Begin at the line containing "Read all visible content and emit it as JSON." and give again every line to the end of the records, exactly, without the pictures.
• • •
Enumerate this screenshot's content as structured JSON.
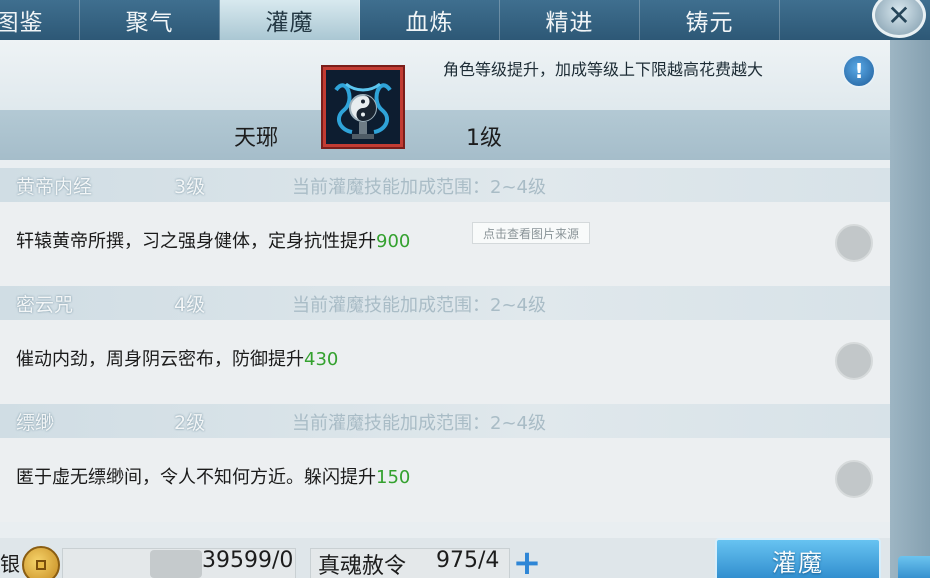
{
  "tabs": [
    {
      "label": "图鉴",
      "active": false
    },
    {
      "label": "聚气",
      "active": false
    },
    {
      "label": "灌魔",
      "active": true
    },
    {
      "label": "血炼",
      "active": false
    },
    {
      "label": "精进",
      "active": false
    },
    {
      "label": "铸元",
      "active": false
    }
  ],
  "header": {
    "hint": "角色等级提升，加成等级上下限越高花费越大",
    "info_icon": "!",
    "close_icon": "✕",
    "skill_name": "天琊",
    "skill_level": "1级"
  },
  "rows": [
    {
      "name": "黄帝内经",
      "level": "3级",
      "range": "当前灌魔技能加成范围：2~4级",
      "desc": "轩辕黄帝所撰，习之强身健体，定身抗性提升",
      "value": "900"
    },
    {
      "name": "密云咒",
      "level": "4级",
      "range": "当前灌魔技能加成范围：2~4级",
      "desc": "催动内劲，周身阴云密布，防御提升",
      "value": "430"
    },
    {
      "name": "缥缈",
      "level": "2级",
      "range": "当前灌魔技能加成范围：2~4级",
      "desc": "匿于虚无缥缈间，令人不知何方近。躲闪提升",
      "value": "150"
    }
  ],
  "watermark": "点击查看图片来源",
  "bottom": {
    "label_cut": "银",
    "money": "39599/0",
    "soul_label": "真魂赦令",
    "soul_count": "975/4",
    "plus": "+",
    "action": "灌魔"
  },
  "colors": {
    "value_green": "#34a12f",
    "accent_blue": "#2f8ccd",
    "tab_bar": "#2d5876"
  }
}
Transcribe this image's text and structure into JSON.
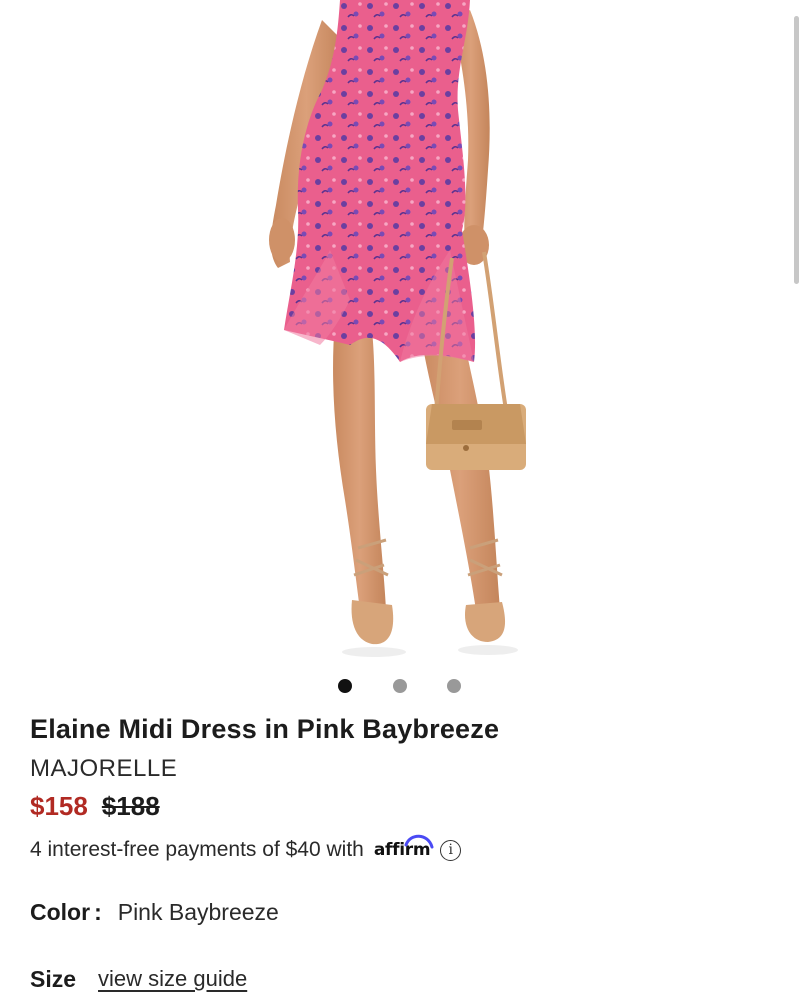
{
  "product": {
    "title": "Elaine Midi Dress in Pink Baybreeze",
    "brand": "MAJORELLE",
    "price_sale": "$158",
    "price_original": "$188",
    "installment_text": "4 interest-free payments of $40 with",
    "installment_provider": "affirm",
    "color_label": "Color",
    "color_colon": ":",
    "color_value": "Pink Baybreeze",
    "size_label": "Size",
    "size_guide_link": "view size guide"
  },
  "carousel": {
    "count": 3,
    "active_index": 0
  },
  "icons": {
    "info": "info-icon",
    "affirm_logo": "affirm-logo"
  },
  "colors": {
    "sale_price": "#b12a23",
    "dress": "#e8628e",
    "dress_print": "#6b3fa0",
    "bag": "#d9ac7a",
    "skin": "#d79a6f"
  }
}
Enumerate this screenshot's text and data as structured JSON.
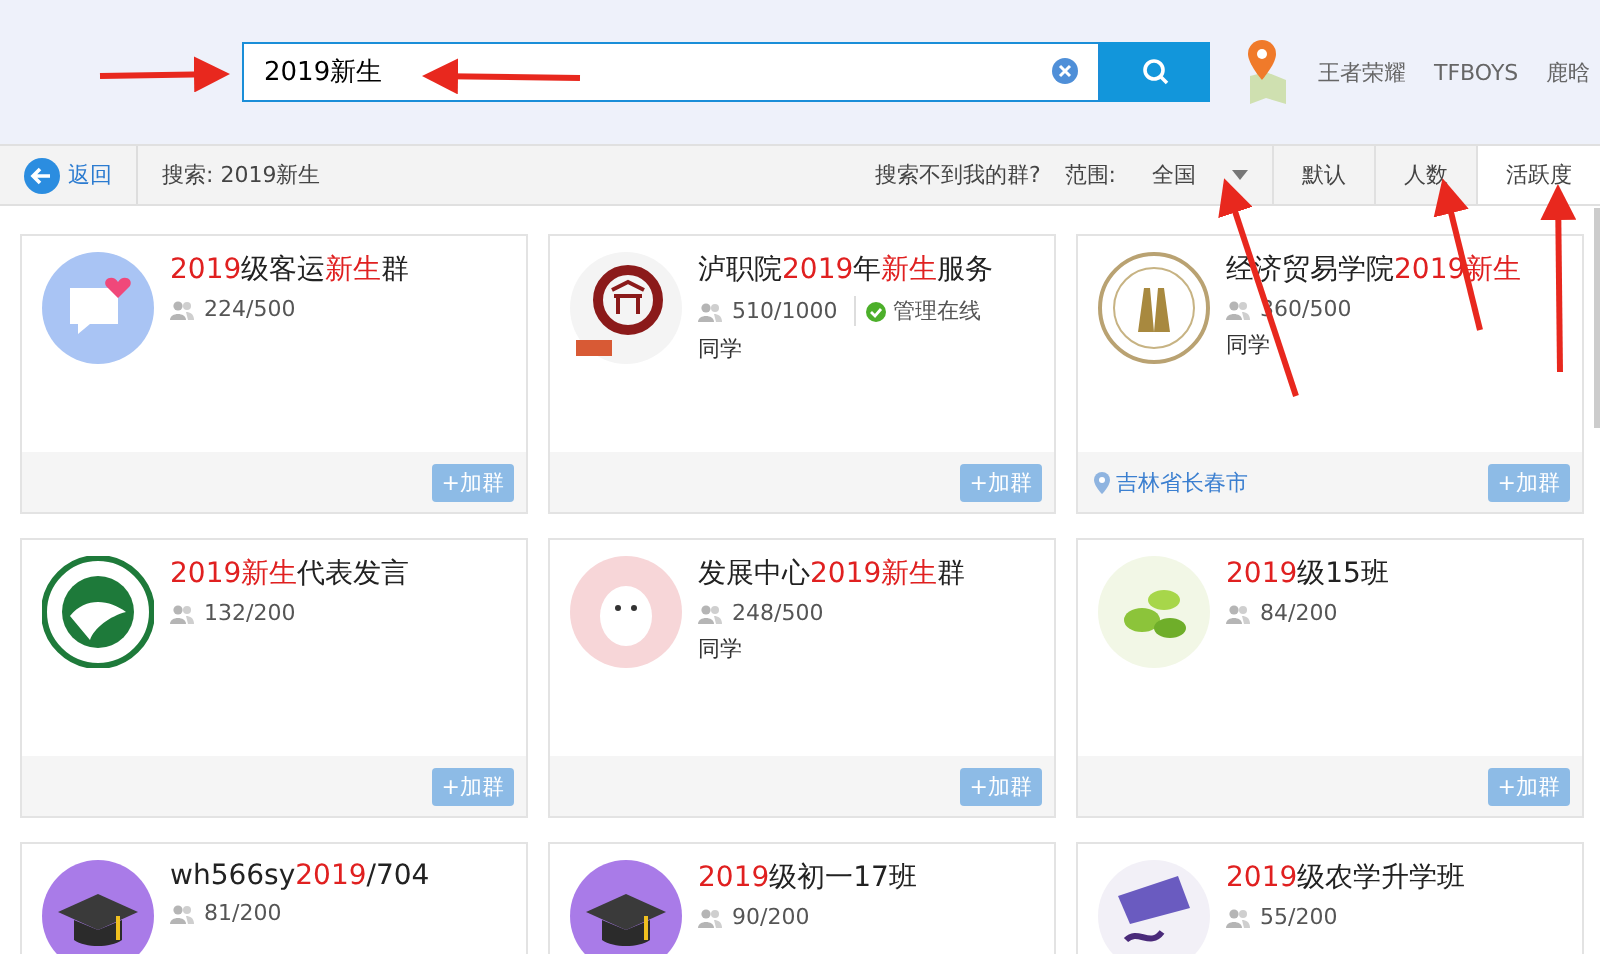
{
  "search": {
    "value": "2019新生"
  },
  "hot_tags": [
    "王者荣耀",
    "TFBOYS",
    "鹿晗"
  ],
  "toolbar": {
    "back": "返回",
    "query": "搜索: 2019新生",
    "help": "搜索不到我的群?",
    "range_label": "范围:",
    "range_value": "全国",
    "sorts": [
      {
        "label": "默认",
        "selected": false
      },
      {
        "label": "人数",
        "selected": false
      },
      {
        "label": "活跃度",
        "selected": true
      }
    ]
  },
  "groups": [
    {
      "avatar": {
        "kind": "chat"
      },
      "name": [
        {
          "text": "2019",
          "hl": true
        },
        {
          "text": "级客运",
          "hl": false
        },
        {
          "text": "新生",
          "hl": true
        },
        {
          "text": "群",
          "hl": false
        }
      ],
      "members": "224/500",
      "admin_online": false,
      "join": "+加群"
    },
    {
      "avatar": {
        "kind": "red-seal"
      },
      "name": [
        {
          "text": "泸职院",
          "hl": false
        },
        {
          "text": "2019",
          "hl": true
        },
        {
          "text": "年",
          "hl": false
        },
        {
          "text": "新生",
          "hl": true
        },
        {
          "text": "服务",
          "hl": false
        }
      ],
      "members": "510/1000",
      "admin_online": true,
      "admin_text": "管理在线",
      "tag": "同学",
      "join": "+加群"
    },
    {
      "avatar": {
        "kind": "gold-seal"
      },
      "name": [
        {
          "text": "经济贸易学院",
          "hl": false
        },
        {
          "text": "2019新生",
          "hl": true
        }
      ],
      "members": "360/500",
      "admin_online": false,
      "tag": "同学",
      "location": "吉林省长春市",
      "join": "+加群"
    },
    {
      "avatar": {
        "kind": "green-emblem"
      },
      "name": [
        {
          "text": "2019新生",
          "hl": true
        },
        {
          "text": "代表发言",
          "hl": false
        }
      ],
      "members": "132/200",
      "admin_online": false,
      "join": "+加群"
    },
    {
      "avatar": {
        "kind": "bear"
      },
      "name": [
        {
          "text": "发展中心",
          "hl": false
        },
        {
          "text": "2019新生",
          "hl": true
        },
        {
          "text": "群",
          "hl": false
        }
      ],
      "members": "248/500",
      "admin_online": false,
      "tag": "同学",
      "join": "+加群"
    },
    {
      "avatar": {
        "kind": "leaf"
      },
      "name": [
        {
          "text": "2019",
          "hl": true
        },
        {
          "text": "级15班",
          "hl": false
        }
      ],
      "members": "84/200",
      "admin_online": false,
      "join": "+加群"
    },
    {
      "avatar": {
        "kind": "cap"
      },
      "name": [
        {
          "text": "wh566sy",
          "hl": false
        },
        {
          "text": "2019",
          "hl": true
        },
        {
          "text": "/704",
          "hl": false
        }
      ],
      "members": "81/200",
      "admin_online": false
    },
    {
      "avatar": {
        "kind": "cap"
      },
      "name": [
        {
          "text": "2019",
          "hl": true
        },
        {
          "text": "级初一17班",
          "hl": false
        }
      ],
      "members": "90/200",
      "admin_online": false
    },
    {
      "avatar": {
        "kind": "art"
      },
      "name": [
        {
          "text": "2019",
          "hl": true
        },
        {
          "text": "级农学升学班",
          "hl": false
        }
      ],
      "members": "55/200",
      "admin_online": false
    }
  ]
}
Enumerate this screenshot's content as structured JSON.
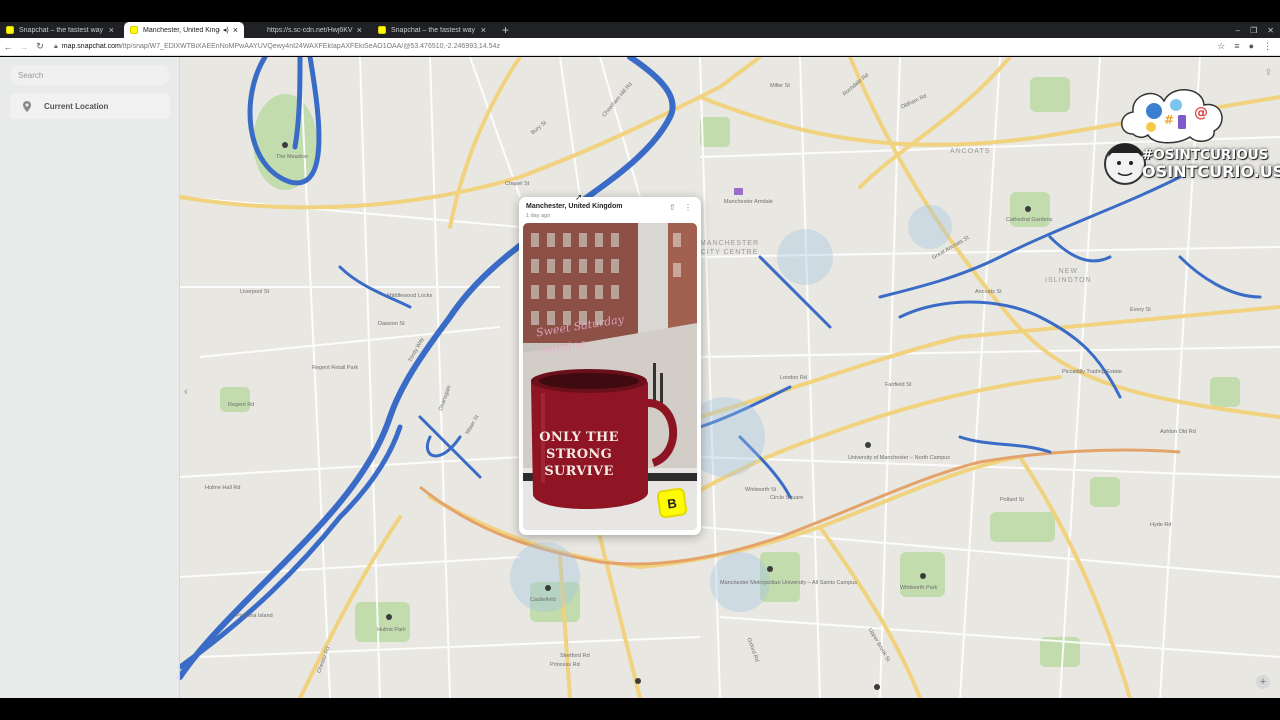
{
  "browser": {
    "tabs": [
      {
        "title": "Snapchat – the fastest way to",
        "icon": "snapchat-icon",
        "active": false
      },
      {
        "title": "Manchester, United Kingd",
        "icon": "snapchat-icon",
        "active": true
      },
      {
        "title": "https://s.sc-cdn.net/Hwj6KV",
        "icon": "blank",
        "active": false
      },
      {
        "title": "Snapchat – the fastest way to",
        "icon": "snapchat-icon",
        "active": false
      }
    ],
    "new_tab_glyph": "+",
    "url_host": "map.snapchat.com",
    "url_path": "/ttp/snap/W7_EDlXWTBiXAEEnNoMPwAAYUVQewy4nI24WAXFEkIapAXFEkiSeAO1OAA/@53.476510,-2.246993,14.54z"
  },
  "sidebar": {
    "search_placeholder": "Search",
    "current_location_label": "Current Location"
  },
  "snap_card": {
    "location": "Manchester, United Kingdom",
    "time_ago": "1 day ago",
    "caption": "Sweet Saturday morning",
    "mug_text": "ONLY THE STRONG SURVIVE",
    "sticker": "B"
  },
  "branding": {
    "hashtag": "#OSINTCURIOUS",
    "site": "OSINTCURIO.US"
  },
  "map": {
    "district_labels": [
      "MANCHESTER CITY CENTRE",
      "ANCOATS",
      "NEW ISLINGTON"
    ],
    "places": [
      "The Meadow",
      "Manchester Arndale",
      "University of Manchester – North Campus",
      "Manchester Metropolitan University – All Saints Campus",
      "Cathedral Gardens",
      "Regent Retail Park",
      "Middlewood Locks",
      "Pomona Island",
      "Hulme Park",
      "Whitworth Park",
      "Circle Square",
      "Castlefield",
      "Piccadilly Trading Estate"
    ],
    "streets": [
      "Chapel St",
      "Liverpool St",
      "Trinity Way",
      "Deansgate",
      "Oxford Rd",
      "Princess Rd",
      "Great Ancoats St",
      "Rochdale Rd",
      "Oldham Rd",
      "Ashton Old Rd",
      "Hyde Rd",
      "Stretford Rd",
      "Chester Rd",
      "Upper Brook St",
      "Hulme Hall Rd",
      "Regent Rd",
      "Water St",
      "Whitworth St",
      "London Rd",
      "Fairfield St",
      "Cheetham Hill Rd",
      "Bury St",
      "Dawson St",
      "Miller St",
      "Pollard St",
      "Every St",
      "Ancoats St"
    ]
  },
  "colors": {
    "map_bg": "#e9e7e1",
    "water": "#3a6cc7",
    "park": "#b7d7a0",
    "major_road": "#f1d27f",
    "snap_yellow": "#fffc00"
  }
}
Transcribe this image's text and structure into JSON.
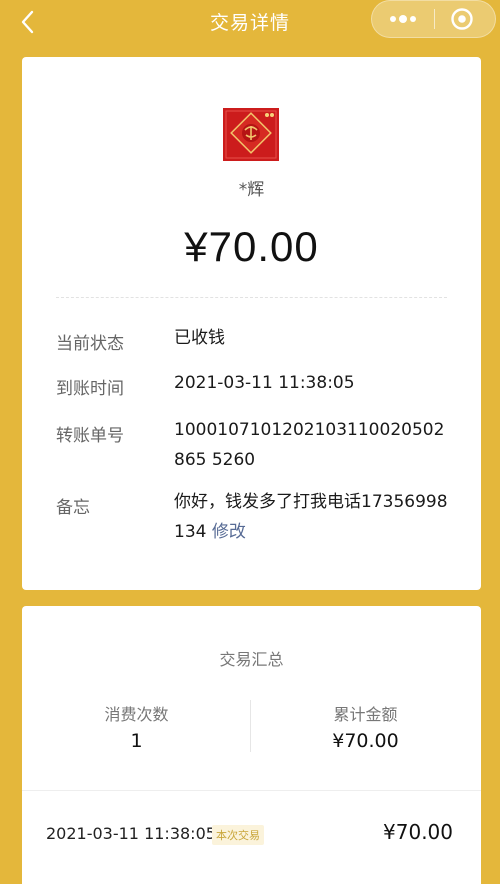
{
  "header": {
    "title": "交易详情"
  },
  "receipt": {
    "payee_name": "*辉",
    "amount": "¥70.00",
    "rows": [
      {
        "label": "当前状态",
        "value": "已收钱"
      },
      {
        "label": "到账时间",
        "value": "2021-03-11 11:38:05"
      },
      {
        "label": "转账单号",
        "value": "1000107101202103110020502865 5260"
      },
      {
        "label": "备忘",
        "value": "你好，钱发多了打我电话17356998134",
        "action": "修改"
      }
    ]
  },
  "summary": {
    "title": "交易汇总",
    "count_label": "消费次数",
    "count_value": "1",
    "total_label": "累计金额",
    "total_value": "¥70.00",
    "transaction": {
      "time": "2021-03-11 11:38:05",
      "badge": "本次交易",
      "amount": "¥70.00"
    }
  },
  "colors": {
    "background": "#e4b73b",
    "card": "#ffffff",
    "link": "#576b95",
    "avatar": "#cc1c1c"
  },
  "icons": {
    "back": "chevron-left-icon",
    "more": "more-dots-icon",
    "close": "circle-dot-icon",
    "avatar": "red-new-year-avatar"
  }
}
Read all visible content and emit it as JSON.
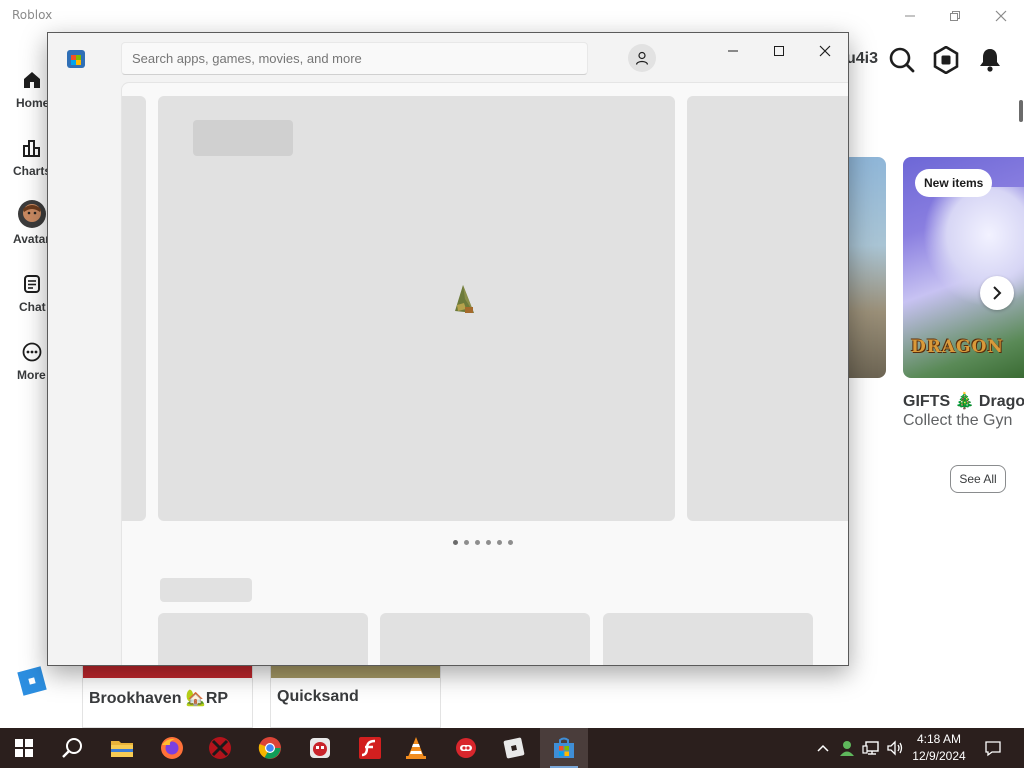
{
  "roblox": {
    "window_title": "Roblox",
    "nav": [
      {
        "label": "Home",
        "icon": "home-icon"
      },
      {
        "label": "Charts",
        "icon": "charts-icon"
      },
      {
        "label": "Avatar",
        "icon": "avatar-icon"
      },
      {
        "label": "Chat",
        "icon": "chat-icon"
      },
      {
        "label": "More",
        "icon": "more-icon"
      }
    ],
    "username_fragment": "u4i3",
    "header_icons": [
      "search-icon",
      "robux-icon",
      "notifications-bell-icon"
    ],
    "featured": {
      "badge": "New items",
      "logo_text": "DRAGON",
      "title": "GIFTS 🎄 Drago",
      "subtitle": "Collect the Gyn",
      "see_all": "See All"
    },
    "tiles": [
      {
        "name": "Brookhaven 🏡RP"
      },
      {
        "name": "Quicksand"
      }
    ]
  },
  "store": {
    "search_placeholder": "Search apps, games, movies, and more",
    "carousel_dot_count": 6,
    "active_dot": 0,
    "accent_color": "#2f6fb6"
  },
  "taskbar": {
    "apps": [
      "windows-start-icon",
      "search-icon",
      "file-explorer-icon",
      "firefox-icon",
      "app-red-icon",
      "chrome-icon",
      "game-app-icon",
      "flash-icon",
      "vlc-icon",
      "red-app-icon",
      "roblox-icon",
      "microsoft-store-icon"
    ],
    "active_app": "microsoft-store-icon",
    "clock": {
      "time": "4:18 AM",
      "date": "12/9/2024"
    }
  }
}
• • •
### EXERCISE ANSWER
Read all visible content and emit it as JSON.
{
  "roblox": {
    "window_title": "Roblox",
    "nav": [
      {
        "label": "Home",
        "icon": "home-icon"
      },
      {
        "label": "Charts",
        "icon": "charts-icon"
      },
      {
        "label": "Avatar",
        "icon": "avatar-icon"
      },
      {
        "label": "Chat",
        "icon": "chat-icon"
      },
      {
        "label": "More",
        "icon": "more-icon"
      }
    ],
    "username_fragment": "u4i3",
    "header_icons": [
      "search-icon",
      "robux-icon",
      "notifications-bell-icon"
    ],
    "featured": {
      "badge": "New items",
      "logo_text": "DRAGON",
      "title": "GIFTS 🎄 Drago",
      "subtitle": "Collect the Gyn",
      "see_all": "See All"
    },
    "tiles": [
      {
        "name": "Brookhaven 🏡RP"
      },
      {
        "name": "Quicksand"
      }
    ]
  },
  "store": {
    "search_placeholder": "Search apps, games, movies, and more",
    "carousel_dot_count": 6,
    "active_dot": 0,
    "accent_color": "#2f6fb6"
  },
  "taskbar": {
    "apps": [
      "windows-start-icon",
      "search-icon",
      "file-explorer-icon",
      "firefox-icon",
      "app-red-icon",
      "chrome-icon",
      "game-app-icon",
      "flash-icon",
      "vlc-icon",
      "red-app-icon",
      "roblox-icon",
      "microsoft-store-icon"
    ],
    "active_app": "microsoft-store-icon",
    "clock": {
      "time": "4:18 AM",
      "date": "12/9/2024"
    }
  }
}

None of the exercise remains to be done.